Do this
Read the lines below. Copy out any that hold the string "составили".

=== Given records ===

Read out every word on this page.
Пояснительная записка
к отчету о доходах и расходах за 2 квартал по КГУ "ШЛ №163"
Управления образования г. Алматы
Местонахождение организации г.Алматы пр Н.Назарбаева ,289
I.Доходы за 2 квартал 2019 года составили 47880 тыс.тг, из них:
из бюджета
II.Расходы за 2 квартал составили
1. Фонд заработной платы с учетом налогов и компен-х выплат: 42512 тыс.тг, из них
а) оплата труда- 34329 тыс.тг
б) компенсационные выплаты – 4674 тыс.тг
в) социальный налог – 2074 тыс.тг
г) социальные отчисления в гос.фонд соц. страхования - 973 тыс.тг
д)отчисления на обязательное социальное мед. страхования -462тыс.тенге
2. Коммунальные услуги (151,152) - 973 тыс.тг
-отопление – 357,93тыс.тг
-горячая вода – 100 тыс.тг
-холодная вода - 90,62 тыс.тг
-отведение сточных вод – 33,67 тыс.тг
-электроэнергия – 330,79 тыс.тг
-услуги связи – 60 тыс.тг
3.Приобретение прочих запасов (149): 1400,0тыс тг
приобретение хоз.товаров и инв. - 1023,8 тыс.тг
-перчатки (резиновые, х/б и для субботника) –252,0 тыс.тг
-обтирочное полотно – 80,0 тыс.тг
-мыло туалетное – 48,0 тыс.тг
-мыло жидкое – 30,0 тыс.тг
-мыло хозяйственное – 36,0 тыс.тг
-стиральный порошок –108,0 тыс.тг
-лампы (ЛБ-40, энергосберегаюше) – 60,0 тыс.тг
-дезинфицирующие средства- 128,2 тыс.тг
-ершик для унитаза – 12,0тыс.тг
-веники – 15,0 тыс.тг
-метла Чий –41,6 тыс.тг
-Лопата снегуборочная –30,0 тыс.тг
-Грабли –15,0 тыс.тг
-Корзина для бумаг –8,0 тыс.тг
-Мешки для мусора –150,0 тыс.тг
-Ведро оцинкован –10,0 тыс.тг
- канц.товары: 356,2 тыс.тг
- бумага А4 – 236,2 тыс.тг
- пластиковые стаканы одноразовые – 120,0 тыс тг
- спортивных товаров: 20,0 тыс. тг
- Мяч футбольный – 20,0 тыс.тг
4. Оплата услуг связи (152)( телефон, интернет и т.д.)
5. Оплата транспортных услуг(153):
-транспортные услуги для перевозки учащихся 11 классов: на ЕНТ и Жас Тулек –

===

Reply to the task
I.Доходы за 2 квартал 2019 года составили 47880 тыс.тг, из них:
II.Расходы за 2 квартал составили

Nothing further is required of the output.